--- Begin Supplied data ---

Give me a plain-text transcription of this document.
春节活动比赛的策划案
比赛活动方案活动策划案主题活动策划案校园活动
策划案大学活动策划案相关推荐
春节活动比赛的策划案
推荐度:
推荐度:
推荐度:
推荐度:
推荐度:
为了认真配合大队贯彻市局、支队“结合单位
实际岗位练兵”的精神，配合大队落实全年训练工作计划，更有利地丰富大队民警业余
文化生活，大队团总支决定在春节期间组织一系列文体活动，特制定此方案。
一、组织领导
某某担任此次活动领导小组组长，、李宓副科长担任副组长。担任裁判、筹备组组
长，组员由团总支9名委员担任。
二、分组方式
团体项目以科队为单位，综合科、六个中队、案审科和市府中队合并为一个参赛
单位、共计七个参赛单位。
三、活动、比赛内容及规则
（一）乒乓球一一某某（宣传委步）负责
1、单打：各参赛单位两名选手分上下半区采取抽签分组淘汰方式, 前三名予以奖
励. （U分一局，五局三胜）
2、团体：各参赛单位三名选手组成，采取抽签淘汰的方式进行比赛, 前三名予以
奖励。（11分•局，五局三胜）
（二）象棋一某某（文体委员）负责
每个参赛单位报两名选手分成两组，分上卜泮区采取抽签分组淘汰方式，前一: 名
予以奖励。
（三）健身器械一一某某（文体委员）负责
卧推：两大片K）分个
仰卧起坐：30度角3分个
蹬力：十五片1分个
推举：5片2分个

--- End Supplied data ---

▶ _Written task_:
All of the lines above must be returned exactly.

▶ _Solution to this problem_:
Give me a plain-text transcription of this document.
春节活动比赛的策划案
比赛活动方案活动策划案主题活动策划案校园活动
策划案大学活动策划案相关推荐
春节活动比赛的策划案
推荐度:
推荐度:
推荐度:
推荐度:
推荐度:
为了认真配合大队贯彻市局、支队“结合单位
实际岗位练兵”的精神，配合大队落实全年训练工作计划，更有利地丰富大队民警业余
文化生活，大队团总支决定在春节期间组织一系列文体活动，特制定此方案。
一、组织领导
某某担任此次活动领导小组组长，、李宓副科长担任副组长。担任裁判、筹备组组
长，组员由团总支9名委员担任。
二、分组方式
团体项目以科队为单位，综合科、六个中队、案审科和市府中队合并为一个参赛
单位、共计七个参赛单位。
三、活动、比赛内容及规则
（一）乒乓球一一某某（宣传委步）负责
1、单打：各参赛单位两名选手分上下半区采取抽签分组淘汰方式, 前三名予以奖
励. （U分一局，五局三胜）
2、团体：各参赛单位三名选手组成，采取抽签淘汰的方式进行比赛, 前三名予以
奖励。（11分•局，五局三胜）
（二）象棋一某某（文体委员）负责
每个参赛单位报两名选手分成两组，分上卜泮区采取抽签分组淘汰方式，前一: 名
予以奖励。
（三）健身器械一一某某（文体委员）负责
卧推：两大片K）分个
仰卧起坐：30度角3分个
蹬力：十五片1分个
推举：5片2分个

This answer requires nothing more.